> _GIVEN EXERCISE_
Your task is to write out the complete listing exactly as it is shown.

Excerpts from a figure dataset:
════════════════════

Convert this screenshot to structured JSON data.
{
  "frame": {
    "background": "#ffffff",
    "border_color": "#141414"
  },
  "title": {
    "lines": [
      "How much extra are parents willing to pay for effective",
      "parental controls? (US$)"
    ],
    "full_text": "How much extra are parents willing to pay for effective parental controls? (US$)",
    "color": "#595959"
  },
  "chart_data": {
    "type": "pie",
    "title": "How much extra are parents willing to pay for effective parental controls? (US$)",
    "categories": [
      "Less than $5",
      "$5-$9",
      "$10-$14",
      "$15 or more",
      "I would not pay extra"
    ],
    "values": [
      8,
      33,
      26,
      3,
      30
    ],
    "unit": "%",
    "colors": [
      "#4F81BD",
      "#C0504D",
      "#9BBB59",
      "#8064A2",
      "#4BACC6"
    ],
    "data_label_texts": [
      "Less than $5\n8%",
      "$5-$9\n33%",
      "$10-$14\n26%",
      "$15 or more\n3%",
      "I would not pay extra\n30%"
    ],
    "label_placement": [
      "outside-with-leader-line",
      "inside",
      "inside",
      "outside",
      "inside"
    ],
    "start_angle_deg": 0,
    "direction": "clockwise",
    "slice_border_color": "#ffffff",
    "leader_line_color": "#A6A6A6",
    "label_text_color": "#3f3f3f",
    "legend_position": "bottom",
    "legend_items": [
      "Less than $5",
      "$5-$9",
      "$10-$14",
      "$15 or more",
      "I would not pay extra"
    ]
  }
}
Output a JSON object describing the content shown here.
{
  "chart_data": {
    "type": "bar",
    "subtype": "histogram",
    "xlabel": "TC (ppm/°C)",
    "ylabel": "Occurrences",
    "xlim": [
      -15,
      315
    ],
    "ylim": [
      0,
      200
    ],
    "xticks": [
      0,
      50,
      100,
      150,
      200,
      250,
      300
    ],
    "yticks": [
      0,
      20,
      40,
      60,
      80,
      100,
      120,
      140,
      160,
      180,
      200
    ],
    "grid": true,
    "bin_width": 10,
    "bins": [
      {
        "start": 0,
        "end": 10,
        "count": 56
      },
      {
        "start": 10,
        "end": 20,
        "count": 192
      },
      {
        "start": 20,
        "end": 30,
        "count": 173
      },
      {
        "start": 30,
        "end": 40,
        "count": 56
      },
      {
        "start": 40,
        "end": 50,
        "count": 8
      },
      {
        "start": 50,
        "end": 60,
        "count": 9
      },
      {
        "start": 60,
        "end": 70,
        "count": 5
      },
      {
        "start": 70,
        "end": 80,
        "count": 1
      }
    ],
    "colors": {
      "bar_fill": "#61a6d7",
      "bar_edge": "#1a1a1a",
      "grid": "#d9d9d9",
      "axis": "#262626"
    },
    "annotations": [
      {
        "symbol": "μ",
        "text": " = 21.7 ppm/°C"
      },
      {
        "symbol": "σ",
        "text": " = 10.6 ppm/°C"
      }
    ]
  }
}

════════════════════

> _TASK RESULT_
Convert this screenshot to structured JSON data.
{
  "frame": {
    "background": "#ffffff",
    "border_color": "#141414"
  },
  "title": {
    "lines": [
      "How much extra are parents willing to pay for effective",
      "parental controls? (US$)"
    ],
    "full_text": "How much extra are parents willing to pay for effective parental controls? (US$)",
    "color": "#595959"
  },
  "chart_data": {
    "type": "pie",
    "title": "How much extra are parents willing to pay for effective parental controls? (US$)",
    "categories": [
      "Less than $5",
      "$5-$9",
      "$10-$14",
      "$15 or more",
      "I would not pay extra"
    ],
    "values": [
      8,
      33,
      26,
      3,
      30
    ],
    "unit": "%",
    "colors": [
      "#4F81BD",
      "#C0504D",
      "#9BBB59",
      "#8064A2",
      "#4BACC6"
    ],
    "data_label_texts": [
      "Less than $5\n8%",
      "$5-$9\n33%",
      "$10-$14\n26%",
      "$15 or more\n3%",
      "I would not pay extra\n30%"
    ],
    "label_placement": [
      "outside-with-leader-line",
      "inside",
      "inside",
      "outside",
      "inside"
    ],
    "start_angle_deg": 0,
    "direction": "clockwise",
    "slice_border_color": "#ffffff",
    "leader_line_color": "#A6A6A6",
    "label_text_color": "#3f3f3f",
    "legend_position": "bottom",
    "legend_items": [
      "Less than $5",
      "$5-$9",
      "$10-$14",
      "$15 or more",
      "I would not pay extra"
    ]
  }
}
Output a JSON object describing the content shown here.
{
  "chart_data": {
    "type": "bar",
    "subtype": "histogram",
    "xlabel": "TC (ppm/°C)",
    "ylabel": "Occurrences",
    "xlim": [
      -15,
      315
    ],
    "ylim": [
      0,
      200
    ],
    "xticks": [
      0,
      50,
      100,
      150,
      200,
      250,
      300
    ],
    "yticks": [
      0,
      20,
      40,
      60,
      80,
      100,
      120,
      140,
      160,
      180,
      200
    ],
    "grid": true,
    "bin_width": 10,
    "bins": [
      {
        "start": 0,
        "end": 10,
        "count": 56
      },
      {
        "start": 10,
        "end": 20,
        "count": 192
      },
      {
        "start": 20,
        "end": 30,
        "count": 173
      },
      {
        "start": 30,
        "end": 40,
        "count": 56
      },
      {
        "start": 40,
        "end": 50,
        "count": 8
      },
      {
        "start": 50,
        "end": 60,
        "count": 9
      },
      {
        "start": 60,
        "end": 70,
        "count": 5
      },
      {
        "start": 70,
        "end": 80,
        "count": 1
      }
    ],
    "colors": {
      "bar_fill": "#61a6d7",
      "bar_edge": "#1a1a1a",
      "grid": "#d9d9d9",
      "axis": "#262626"
    },
    "annotations": [
      {
        "symbol": "μ",
        "text": " = 21.7 ppm/°C"
      },
      {
        "symbol": "σ",
        "text": " = 10.6 ppm/°C"
      }
    ]
  }
}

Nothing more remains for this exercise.